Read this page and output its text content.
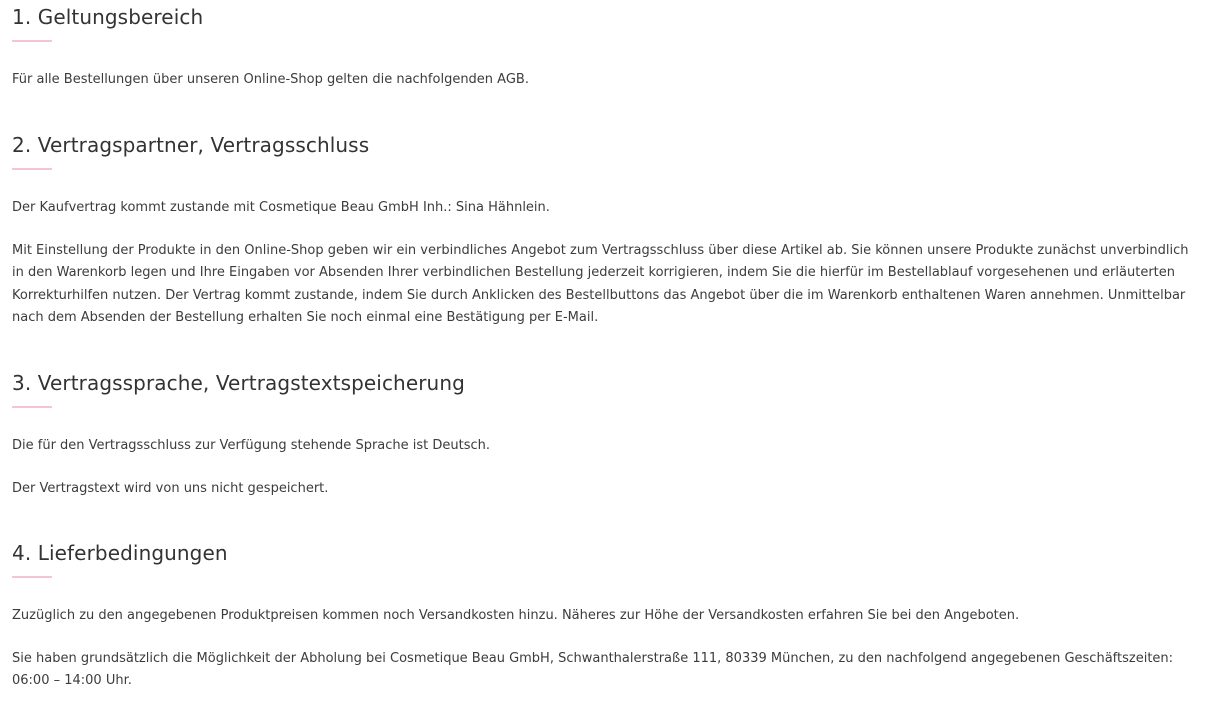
1. Geltungsbereich

Für alle Bestellungen über unseren Online-Shop gelten die nachfolgenden AGB.

2. Vertragspartner, Vertragsschluss

Der Kaufvertrag kommt zustande mit Cosmetique Beau GmbH Inh.: Sina Hähnlein.

Mit Einstellung der Produkte in den Online-Shop geben wir ein verbindliches Angebot zum Vertragsschluss über diese Artikel ab. Sie können unsere Produkte zunächst unverbindlich in den Warenkorb legen und Ihre Eingaben vor Absenden Ihrer verbindlichen Bestellung jederzeit korrigieren, indem Sie die hierfür im Bestellablauf vorgesehenen und erläuterten Korrekturhilfen nutzen. Der Vertrag kommt zustande, indem Sie durch Anklicken des Bestellbuttons das Angebot über die im Warenkorb enthaltenen Waren annehmen. Unmittelbar nach dem Absenden der Bestellung erhalten Sie noch einmal eine Bestätigung per E-Mail.

3. Vertragssprache, Vertragstextspeicherung

Die für den Vertragsschluss zur Verfügung stehende Sprache ist Deutsch.

Der Vertragstext wird von uns nicht gespeichert.

4. Lieferbedingungen

Zuzüglich zu den angegebenen Produktpreisen kommen noch Versandkosten hinzu. Näheres zur Höhe der Versandkosten erfahren Sie bei den Angeboten.

Sie haben grundsätzlich die Möglichkeit der Abholung bei Cosmetique Beau GmbH, Schwanthalerstraße 111, 80339 München, zu den nachfolgend angegebenen Geschäftszeiten: 06:00 – 14:00 Uhr.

### WRITTEN PROBLEM:
Make a verbatim copy of all the entries and strip out the pictures.

### WRITTEN SOLUTION:
Read this page and output its text content.
1. Geltungsbereich

Für alle Bestellungen über unseren Online-Shop gelten die nachfolgenden AGB.

2. Vertragspartner, Vertragsschluss

Der Kaufvertrag kommt zustande mit Cosmetique Beau GmbH Inh.: Sina Hähnlein.

Mit Einstellung der Produkte in den Online-Shop geben wir ein verbindliches Angebot zum Vertragsschluss über diese Artikel ab. Sie können unsere Produkte zunächst unverbindlich in den Warenkorb legen und Ihre Eingaben vor Absenden Ihrer verbindlichen Bestellung jederzeit korrigieren, indem Sie die hierfür im Bestellablauf vorgesehenen und erläuterten Korrekturhilfen nutzen. Der Vertrag kommt zustande, indem Sie durch Anklicken des Bestellbuttons das Angebot über die im Warenkorb enthaltenen Waren annehmen. Unmittelbar nach dem Absenden der Bestellung erhalten Sie noch einmal eine Bestätigung per E-Mail.

3. Vertragssprache, Vertragstextspeicherung

Die für den Vertragsschluss zur Verfügung stehende Sprache ist Deutsch.

Der Vertragstext wird von uns nicht gespeichert.

4. Lieferbedingungen

Zuzüglich zu den angegebenen Produktpreisen kommen noch Versandkosten hinzu. Näheres zur Höhe der Versandkosten erfahren Sie bei den Angeboten.

Sie haben grundsätzlich die Möglichkeit der Abholung bei Cosmetique Beau GmbH, Schwanthalerstraße 111, 80339 München, zu den nachfolgend angegebenen Geschäftszeiten: 06:00 – 14:00 Uhr.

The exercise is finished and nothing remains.